Complete the following:
**a.** In the agency integration guide below, copy the part that opens with the words containing "An **agency integration**" and closes with "end to end.", word for word.
**b.** Could you rewrite the paragraph of the agency integration guide that begins "An agency integration lets one operator" as a short bulleted list that keeps its main facts?
**c.** What does the agency integration guide say? Summarize it in two sentences.

Quoted passage:
________________________
> ## Documentation Index
> Fetch the complete documentation index at: https://docs.fourthwall.com/llms.txt
> Use this file to discover all available pages before exploring further.

# Agency integration

> Operate a fleet of subaccount shops with one agency Channel API credential — one secret that authenticates three different ways

An **agency integration** lets one operator run merch for many creators from a
single console. One confidential `channel.*` credential operates a whole fleet
of subaccount shops: you onboard creators, browse and publish to each shop, and
surface live storefronts — all from one secret.

The worked example for this guide is
[**Greenroom**](https://github.com/FourthwallHQ/fourthwall-examples/tree/main/examples/agency),
an agency console you can read end to end.

<Note>
  The Channel API requires **special access** — it is **invite only** and
  currently in **beta**. Your channel must be granted access by Fourthwall, which
  provisions a dedicated agency-bound `channel.*` client for it;
  [reach out](mailto:support@fourthwall.com) to request access. See
  [Authentication](/channel-api/authentication).
________________________
Extracted material:
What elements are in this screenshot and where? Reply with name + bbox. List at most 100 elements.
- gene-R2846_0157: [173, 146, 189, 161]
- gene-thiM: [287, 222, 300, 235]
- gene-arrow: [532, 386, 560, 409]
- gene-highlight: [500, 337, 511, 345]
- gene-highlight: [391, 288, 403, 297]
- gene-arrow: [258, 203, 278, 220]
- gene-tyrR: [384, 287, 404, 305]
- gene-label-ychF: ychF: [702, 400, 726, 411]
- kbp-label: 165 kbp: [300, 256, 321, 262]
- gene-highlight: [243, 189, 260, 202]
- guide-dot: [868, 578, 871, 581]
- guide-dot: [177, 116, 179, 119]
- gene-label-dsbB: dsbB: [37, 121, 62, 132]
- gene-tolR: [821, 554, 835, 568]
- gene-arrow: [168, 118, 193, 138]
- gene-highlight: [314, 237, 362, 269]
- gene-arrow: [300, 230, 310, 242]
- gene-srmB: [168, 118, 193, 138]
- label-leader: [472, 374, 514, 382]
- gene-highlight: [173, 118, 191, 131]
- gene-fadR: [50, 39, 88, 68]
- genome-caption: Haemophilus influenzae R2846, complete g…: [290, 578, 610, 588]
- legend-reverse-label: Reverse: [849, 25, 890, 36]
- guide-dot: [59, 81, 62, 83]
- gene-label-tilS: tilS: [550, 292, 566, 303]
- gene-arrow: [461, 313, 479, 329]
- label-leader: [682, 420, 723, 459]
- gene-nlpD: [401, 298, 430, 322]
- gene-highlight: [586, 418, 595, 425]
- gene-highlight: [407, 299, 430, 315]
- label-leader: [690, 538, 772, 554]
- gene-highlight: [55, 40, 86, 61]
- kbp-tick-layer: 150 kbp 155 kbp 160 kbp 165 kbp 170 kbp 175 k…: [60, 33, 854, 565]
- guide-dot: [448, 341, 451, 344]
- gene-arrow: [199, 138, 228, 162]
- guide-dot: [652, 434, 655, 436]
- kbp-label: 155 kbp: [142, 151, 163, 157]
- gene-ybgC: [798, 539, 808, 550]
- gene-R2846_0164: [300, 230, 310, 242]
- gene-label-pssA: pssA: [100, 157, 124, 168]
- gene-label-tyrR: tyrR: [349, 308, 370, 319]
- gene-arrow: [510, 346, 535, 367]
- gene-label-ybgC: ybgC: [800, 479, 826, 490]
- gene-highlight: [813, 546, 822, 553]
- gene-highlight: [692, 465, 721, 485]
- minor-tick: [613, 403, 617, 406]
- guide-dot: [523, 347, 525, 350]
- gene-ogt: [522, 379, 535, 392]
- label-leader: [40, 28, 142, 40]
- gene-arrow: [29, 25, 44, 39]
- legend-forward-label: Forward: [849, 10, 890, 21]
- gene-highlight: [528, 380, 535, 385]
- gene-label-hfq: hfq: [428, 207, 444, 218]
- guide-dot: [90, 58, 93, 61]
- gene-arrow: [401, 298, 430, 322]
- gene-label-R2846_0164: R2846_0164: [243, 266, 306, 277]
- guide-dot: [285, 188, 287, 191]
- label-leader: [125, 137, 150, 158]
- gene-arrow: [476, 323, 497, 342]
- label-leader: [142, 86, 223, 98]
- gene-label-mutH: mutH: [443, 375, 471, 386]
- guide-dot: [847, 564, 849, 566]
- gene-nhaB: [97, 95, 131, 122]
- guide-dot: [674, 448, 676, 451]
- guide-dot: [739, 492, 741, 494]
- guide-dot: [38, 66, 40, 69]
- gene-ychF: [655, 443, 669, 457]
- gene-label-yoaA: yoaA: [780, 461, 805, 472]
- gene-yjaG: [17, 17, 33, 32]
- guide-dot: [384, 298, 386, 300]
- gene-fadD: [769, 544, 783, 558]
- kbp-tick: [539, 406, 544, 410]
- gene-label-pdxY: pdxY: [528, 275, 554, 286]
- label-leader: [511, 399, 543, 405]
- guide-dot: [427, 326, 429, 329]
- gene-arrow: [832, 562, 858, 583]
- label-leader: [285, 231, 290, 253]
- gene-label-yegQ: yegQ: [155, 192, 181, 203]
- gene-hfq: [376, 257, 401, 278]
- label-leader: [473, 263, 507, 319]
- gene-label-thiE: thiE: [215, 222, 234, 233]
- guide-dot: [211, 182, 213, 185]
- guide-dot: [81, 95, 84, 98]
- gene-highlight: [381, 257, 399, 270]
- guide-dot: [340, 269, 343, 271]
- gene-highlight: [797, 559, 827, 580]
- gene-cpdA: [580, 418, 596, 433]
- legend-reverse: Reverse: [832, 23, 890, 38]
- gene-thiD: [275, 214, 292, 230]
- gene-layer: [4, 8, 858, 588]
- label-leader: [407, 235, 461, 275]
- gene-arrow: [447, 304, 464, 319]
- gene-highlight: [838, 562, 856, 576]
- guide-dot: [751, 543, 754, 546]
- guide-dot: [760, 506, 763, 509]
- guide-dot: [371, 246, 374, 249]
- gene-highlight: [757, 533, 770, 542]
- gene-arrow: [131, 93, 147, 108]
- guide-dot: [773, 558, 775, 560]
________________________
Answers to this exercise:
**a.**
An **agency integration** lets one operator run merch for many creators from a
single console. One confidential `channel.*` credential operates a whole fleet
of subaccount shops: you onboard creators, browse and publish to each shop, and
surface live storefronts — all from one secret.

The worked example for this guide is
[**Greenroom**](https://github.com/FourthwallHQ/fourthwall-examples/tree/main/examples/agency),
an agency console you can read end to end.

**b.**
- One operator runs merch for many creators from a single console.
- A single confidential `channel.*` credential operates a whole fleet of subaccount shops.
- With that one secret, you onboard creators, browse and publish to each shop, and surface live storefronts.

**c.** An agency integration lets one operator run merch for many creators from a single console, with one confidential `channel.*` credential used to onboard creators, publish to each subaccount shop, and surface live storefronts. The Channel API is invite only and currently in beta, and a channel must be granted access by Fourthwall, which provisions a dedicated agency-bound `channel.*` client for it.